Stored entries
* * * *

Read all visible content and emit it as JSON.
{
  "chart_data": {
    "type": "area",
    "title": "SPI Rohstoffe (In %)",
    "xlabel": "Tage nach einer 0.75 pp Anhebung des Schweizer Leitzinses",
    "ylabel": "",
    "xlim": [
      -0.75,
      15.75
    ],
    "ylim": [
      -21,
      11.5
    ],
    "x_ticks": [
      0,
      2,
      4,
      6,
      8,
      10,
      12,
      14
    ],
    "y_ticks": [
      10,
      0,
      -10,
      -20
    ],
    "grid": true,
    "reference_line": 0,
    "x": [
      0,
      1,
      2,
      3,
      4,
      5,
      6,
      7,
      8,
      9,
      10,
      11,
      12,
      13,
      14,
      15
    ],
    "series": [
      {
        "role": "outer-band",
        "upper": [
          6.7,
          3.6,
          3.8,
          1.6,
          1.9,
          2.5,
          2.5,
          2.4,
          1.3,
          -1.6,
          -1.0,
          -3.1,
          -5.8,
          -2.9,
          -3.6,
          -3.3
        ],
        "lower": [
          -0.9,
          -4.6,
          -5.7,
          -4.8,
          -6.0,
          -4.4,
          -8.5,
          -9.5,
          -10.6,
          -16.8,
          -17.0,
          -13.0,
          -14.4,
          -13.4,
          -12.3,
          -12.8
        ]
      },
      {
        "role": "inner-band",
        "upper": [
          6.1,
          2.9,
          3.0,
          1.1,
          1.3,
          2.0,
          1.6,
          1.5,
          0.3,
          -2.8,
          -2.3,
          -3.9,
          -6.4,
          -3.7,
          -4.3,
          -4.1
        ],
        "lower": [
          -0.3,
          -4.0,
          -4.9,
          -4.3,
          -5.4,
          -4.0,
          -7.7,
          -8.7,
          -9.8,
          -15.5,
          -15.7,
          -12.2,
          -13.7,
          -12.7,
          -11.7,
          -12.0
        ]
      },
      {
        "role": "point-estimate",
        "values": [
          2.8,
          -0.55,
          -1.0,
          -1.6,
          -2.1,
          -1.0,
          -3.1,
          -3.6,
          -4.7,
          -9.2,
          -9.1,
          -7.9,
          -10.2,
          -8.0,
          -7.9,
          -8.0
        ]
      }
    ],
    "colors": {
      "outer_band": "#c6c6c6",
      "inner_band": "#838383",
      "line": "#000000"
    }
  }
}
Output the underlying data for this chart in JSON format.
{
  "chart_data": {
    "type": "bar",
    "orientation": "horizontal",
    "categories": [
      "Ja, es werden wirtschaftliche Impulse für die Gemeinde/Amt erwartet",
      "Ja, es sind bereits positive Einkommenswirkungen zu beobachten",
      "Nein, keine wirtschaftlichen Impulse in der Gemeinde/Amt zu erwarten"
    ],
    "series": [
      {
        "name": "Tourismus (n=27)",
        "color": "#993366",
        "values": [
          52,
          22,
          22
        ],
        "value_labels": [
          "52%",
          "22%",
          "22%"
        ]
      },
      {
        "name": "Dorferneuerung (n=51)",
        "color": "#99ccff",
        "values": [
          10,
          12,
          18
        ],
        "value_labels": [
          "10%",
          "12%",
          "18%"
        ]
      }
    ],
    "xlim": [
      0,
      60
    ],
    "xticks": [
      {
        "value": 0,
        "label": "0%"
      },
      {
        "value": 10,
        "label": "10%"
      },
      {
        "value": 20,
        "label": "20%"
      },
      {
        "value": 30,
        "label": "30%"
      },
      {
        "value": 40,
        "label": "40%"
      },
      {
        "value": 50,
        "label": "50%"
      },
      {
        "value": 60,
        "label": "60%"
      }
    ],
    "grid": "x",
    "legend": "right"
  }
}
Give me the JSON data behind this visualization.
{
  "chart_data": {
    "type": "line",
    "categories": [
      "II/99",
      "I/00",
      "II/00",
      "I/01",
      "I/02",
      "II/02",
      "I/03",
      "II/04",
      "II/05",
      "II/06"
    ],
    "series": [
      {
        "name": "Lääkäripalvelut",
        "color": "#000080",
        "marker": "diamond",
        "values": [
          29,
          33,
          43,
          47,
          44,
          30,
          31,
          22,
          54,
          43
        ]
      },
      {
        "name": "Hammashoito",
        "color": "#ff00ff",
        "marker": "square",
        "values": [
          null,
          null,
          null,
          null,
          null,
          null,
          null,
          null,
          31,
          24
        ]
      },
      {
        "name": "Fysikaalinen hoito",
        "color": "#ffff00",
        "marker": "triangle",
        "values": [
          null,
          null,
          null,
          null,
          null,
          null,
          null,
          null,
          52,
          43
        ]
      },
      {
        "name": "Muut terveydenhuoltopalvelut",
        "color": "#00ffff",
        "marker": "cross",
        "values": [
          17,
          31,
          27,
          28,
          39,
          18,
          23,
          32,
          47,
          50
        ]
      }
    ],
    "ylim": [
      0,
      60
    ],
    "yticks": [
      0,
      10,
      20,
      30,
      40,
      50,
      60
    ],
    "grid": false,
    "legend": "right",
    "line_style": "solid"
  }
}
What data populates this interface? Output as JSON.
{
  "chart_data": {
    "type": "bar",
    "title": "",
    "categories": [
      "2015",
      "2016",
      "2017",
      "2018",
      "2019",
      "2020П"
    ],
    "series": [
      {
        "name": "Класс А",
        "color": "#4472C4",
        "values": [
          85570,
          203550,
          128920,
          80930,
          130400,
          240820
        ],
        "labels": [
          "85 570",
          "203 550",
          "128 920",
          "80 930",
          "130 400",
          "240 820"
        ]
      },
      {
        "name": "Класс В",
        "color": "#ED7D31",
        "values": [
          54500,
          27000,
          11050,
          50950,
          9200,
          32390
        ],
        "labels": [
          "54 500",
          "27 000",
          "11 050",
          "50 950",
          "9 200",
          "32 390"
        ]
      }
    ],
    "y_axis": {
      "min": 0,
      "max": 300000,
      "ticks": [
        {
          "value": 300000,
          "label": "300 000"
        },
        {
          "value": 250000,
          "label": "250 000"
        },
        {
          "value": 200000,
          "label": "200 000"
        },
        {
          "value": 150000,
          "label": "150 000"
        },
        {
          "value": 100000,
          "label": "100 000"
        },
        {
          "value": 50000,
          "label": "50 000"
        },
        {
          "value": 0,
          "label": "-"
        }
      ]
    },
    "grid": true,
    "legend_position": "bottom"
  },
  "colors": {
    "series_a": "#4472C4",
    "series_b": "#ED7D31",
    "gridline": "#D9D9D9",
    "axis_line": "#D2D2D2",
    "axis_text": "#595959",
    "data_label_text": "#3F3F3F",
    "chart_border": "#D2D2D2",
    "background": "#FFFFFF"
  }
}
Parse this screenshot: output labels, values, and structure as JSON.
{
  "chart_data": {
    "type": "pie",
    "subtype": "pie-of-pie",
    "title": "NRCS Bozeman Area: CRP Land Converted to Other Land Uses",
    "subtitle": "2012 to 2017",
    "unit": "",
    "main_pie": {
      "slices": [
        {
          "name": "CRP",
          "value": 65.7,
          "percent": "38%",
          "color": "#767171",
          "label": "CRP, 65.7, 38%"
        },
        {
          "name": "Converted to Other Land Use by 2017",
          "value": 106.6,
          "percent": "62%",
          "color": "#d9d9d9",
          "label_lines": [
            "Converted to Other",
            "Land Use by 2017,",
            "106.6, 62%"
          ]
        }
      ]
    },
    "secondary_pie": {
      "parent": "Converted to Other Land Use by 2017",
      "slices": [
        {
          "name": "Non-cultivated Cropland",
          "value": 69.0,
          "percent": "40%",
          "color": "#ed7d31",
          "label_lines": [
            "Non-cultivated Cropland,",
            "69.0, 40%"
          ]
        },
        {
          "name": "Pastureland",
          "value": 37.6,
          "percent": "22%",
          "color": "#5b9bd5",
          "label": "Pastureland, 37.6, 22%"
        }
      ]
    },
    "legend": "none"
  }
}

* * * *

Task details
Repeat each record in full; every line must match exactly.

Exercise output
Read all visible content and emit it as JSON.
{
  "chart_data": {
    "type": "area",
    "title": "SPI Rohstoffe (In %)",
    "xlabel": "Tage nach einer 0.75 pp Anhebung des Schweizer Leitzinses",
    "ylabel": "",
    "xlim": [
      -0.75,
      15.75
    ],
    "ylim": [
      -21,
      11.5
    ],
    "x_ticks": [
      0,
      2,
      4,
      6,
      8,
      10,
      12,
      14
    ],
    "y_ticks": [
      10,
      0,
      -10,
      -20
    ],
    "grid": true,
    "reference_line": 0,
    "x": [
      0,
      1,
      2,
      3,
      4,
      5,
      6,
      7,
      8,
      9,
      10,
      11,
      12,
      13,
      14,
      15
    ],
    "series": [
      {
        "role": "outer-band",
        "upper": [
          6.7,
          3.6,
          3.8,
          1.6,
          1.9,
          2.5,
          2.5,
          2.4,
          1.3,
          -1.6,
          -1.0,
          -3.1,
          -5.8,
          -2.9,
          -3.6,
          -3.3
        ],
        "lower": [
          -0.9,
          -4.6,
          -5.7,
          -4.8,
          -6.0,
          -4.4,
          -8.5,
          -9.5,
          -10.6,
          -16.8,
          -17.0,
          -13.0,
          -14.4,
          -13.4,
          -12.3,
          -12.8
        ]
      },
      {
        "role": "inner-band",
        "upper": [
          6.1,
          2.9,
          3.0,
          1.1,
          1.3,
          2.0,
          1.6,
          1.5,
          0.3,
          -2.8,
          -2.3,
          -3.9,
          -6.4,
          -3.7,
          -4.3,
          -4.1
        ],
        "lower": [
          -0.3,
          -4.0,
          -4.9,
          -4.3,
          -5.4,
          -4.0,
          -7.7,
          -8.7,
          -9.8,
          -15.5,
          -15.7,
          -12.2,
          -13.7,
          -12.7,
          -11.7,
          -12.0
        ]
      },
      {
        "role": "point-estimate",
        "values": [
          2.8,
          -0.55,
          -1.0,
          -1.6,
          -2.1,
          -1.0,
          -3.1,
          -3.6,
          -4.7,
          -9.2,
          -9.1,
          -7.9,
          -10.2,
          -8.0,
          -7.9,
          -8.0
        ]
      }
    ],
    "colors": {
      "outer_band": "#c6c6c6",
      "inner_band": "#838383",
      "line": "#000000"
    }
  }
}
Output the underlying data for this chart in JSON format.
{
  "chart_data": {
    "type": "bar",
    "orientation": "horizontal",
    "categories": [
      "Ja, es werden wirtschaftliche Impulse für die Gemeinde/Amt erwartet",
      "Ja, es sind bereits positive Einkommenswirkungen zu beobachten",
      "Nein, keine wirtschaftlichen Impulse in der Gemeinde/Amt zu erwarten"
    ],
    "series": [
      {
        "name": "Tourismus (n=27)",
        "color": "#993366",
        "values": [
          52,
          22,
          22
        ],
        "value_labels": [
          "52%",
          "22%",
          "22%"
        ]
      },
      {
        "name": "Dorferneuerung (n=51)",
        "color": "#99ccff",
        "values": [
          10,
          12,
          18
        ],
        "value_labels": [
          "10%",
          "12%",
          "18%"
        ]
      }
    ],
    "xlim": [
      0,
      60
    ],
    "xticks": [
      {
        "value": 0,
        "label": "0%"
      },
      {
        "value": 10,
        "label": "10%"
      },
      {
        "value": 20,
        "label": "20%"
      },
      {
        "value": 30,
        "label": "30%"
      },
      {
        "value": 40,
        "label": "40%"
      },
      {
        "value": 50,
        "label": "50%"
      },
      {
        "value": 60,
        "label": "60%"
      }
    ],
    "grid": "x",
    "legend": "right"
  }
}
Give me the JSON data behind this visualization.
{
  "chart_data": {
    "type": "line",
    "categories": [
      "II/99",
      "I/00",
      "II/00",
      "I/01",
      "I/02",
      "II/02",
      "I/03",
      "II/04",
      "II/05",
      "II/06"
    ],
    "series": [
      {
        "name": "Lääkäripalvelut",
        "color": "#000080",
        "marker": "diamond",
        "values": [
          29,
          33,
          43,
          47,
          44,
          30,
          31,
          22,
          54,
          43
        ]
      },
      {
        "name": "Hammashoito",
        "color": "#ff00ff",
        "marker": "square",
        "values": [
          null,
          null,
          null,
          null,
          null,
          null,
          null,
          null,
          31,
          24
        ]
      },
      {
        "name": "Fysikaalinen hoito",
        "color": "#ffff00",
        "marker": "triangle",
        "values": [
          null,
          null,
          null,
          null,
          null,
          null,
          null,
          null,
          52,
          43
        ]
      },
      {
        "name": "Muut terveydenhuoltopalvelut",
        "color": "#00ffff",
        "marker": "cross",
        "values": [
          17,
          31,
          27,
          28,
          39,
          18,
          23,
          32,
          47,
          50
        ]
      }
    ],
    "ylim": [
      0,
      60
    ],
    "yticks": [
      0,
      10,
      20,
      30,
      40,
      50,
      60
    ],
    "grid": false,
    "legend": "right",
    "line_style": "solid"
  }
}
What data populates this interface? Output as JSON.
{
  "chart_data": {
    "type": "bar",
    "title": "",
    "categories": [
      "2015",
      "2016",
      "2017",
      "2018",
      "2019",
      "2020П"
    ],
    "series": [
      {
        "name": "Класс А",
        "color": "#4472C4",
        "values": [
          85570,
          203550,
          128920,
          80930,
          130400,
          240820
        ],
        "labels": [
          "85 570",
          "203 550",
          "128 920",
          "80 930",
          "130 400",
          "240 820"
        ]
      },
      {
        "name": "Класс В",
        "color": "#ED7D31",
        "values": [
          54500,
          27000,
          11050,
          50950,
          9200,
          32390
        ],
        "labels": [
          "54 500",
          "27 000",
          "11 050",
          "50 950",
          "9 200",
          "32 390"
        ]
      }
    ],
    "y_axis": {
      "min": 0,
      "max": 300000,
      "ticks": [
        {
          "value": 300000,
          "label": "300 000"
        },
        {
          "value": 250000,
          "label": "250 000"
        },
        {
          "value": 200000,
          "label": "200 000"
        },
        {
          "value": 150000,
          "label": "150 000"
        },
        {
          "value": 100000,
          "label": "100 000"
        },
        {
          "value": 50000,
          "label": "50 000"
        },
        {
          "value": 0,
          "label": "-"
        }
      ]
    },
    "grid": true,
    "legend_position": "bottom"
  },
  "colors": {
    "series_a": "#4472C4",
    "series_b": "#ED7D31",
    "gridline": "#D9D9D9",
    "axis_line": "#D2D2D2",
    "axis_text": "#595959",
    "data_label_text": "#3F3F3F",
    "chart_border": "#D2D2D2",
    "background": "#FFFFFF"
  }
}
Parse this screenshot: output labels, values, and structure as JSON.
{
  "chart_data": {
    "type": "pie",
    "subtype": "pie-of-pie",
    "title": "NRCS Bozeman Area: CRP Land Converted to Other Land Uses",
    "subtitle": "2012 to 2017",
    "unit": "",
    "main_pie": {
      "slices": [
        {
          "name": "CRP",
          "value": 65.7,
          "percent": "38%",
          "color": "#767171",
          "label": "CRP, 65.7, 38%"
        },
        {
          "name": "Converted to Other Land Use by 2017",
          "value": 106.6,
          "percent": "62%",
          "color": "#d9d9d9",
          "label_lines": [
            "Converted to Other",
            "Land Use by 2017,",
            "106.6, 62%"
          ]
        }
      ]
    },
    "secondary_pie": {
      "parent": "Converted to Other Land Use by 2017",
      "slices": [
        {
          "name": "Non-cultivated Cropland",
          "value": 69.0,
          "percent": "40%",
          "color": "#ed7d31",
          "label_lines": [
            "Non-cultivated Cropland,",
            "69.0, 40%"
          ]
        },
        {
          "name": "Pastureland",
          "value": 37.6,
          "percent": "22%",
          "color": "#5b9bd5",
          "label": "Pastureland, 37.6, 22%"
        }
      ]
    },
    "legend": "none"
  }
}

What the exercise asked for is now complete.